## [Complete the following]
1) Answer these from the rhodopsin captions:
(a) In the sequence alignment, what color marks the Schiff base lysine?
(b) Which PDB entry is the homology model of dark state human rhodopsin based on?
(c) Which residues make up the T₅E₂C region?
2) Carry on the rhodopsin captions, starting right after their last sentence.

## [Quoted passage]
——

Sequence alignment of human and bovine rhodopsin. Green, differences between both sequences; orange, conserved D(E)RY motif; blue, TM3-TM5 microdomain (Glu-122, Trp-126, and His-211) near the retinal β-ionone ring; magenta, conserved NPXXY(X)_5,6F motif; red, Schiff base lysine (Lys-296); the bold lettering denotes the known retinitis pigmentosa positions.

FIGURE 2.

Homology model and areas of interest. a, homology model of dark state human rhodopsin based on bovine rhodopsin structure (PDB entry 1U19) containing 11-cis-retinal bound via a protonated Schiff base to Lys-296 (red). Black boxes highlight the regions (amino acids 297–300) and (amino acids 194–198) that are in the focus of this study. Differences between human (green) and bovine (gray) amino acids are indicated. b and d, enlarged side view of the two regions shows the details of the structural differences. c and e, sequence alignment segments of bovine and human rhodopsin for residues 294–304 and 190–200 as well WebLogo diagram of all available mammalian rhodopsin sequences. Dashed arrows below e indicate the known secondary structure elements, namely EL2, TM5, and the T₅E₂C region (residues 194–198; TEC).

——

## [Data under study]
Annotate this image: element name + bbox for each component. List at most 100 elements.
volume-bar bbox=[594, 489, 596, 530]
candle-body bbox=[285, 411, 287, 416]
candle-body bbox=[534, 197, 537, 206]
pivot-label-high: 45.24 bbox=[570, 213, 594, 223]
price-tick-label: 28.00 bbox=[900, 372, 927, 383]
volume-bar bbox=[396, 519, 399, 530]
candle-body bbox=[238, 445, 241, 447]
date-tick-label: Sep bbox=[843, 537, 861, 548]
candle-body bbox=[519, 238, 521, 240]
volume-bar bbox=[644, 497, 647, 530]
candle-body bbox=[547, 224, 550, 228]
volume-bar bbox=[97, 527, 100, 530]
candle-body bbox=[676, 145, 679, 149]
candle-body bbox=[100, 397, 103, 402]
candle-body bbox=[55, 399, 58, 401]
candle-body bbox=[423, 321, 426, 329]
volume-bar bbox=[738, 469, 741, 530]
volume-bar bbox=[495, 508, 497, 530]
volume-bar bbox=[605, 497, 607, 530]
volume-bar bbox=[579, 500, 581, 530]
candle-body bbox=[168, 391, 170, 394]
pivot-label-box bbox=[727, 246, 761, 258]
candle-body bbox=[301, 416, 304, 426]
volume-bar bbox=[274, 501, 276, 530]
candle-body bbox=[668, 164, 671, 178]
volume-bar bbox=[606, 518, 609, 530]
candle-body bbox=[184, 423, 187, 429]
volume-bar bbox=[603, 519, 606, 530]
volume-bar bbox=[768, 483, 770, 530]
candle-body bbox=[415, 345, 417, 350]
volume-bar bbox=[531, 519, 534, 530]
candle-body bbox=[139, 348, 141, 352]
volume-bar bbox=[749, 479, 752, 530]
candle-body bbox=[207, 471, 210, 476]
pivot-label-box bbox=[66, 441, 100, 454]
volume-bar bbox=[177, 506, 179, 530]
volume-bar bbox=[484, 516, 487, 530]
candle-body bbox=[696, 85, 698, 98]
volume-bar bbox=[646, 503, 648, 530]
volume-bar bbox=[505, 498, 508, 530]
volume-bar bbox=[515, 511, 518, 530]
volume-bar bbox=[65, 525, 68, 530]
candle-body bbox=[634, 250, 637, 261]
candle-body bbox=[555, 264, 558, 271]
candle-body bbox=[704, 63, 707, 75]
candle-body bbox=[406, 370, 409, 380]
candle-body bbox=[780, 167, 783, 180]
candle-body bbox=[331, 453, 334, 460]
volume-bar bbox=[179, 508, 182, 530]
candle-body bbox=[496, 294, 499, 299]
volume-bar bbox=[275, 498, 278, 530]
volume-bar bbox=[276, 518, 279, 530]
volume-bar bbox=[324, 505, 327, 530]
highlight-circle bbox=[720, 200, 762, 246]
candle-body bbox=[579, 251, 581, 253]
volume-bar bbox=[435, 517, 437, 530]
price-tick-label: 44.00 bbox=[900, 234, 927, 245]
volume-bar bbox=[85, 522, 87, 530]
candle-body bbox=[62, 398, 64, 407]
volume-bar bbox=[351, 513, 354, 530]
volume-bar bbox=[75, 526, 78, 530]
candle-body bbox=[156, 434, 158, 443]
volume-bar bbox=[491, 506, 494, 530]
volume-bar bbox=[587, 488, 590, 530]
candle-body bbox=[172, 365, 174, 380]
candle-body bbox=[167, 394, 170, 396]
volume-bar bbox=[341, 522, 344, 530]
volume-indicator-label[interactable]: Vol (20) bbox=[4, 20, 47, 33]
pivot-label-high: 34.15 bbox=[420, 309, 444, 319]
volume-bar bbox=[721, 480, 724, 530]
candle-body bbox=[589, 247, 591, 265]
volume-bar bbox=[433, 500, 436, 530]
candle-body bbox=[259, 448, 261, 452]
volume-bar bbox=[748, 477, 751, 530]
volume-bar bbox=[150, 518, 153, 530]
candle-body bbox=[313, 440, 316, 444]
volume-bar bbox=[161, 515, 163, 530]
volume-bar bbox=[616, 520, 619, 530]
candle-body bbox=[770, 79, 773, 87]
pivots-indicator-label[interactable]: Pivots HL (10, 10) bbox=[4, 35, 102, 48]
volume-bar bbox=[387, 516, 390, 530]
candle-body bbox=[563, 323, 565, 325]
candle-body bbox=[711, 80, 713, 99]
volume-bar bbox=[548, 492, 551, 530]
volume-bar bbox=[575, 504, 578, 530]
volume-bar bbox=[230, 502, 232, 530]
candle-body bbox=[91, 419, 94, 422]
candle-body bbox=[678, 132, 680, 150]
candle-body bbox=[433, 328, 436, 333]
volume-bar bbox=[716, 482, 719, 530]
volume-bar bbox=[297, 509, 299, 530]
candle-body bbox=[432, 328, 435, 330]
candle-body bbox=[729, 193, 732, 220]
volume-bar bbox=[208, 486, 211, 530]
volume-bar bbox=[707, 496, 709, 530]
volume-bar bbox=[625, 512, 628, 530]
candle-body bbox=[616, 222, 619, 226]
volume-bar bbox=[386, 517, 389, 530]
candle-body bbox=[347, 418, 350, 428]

——

## [Results of the exercise]
1)
(a) Red
(b) 1U19
(c) Residues 194–198

2)
FIGURE 3.

Comparison of the region around residue 298 (spacefill depiction) of inactive bovine (a) and human (b) rhodopsin. Shown are interior pockets that fit a probe of radius 0.8 Å (orange). The change of Ser-298 in bovine rhodopsin into Ala-298 in human rhodopsin presumably leads to a continuous pore accessible to water molecules (small red spheres) near residue 298 and the retinal SB.

FIGURE 4.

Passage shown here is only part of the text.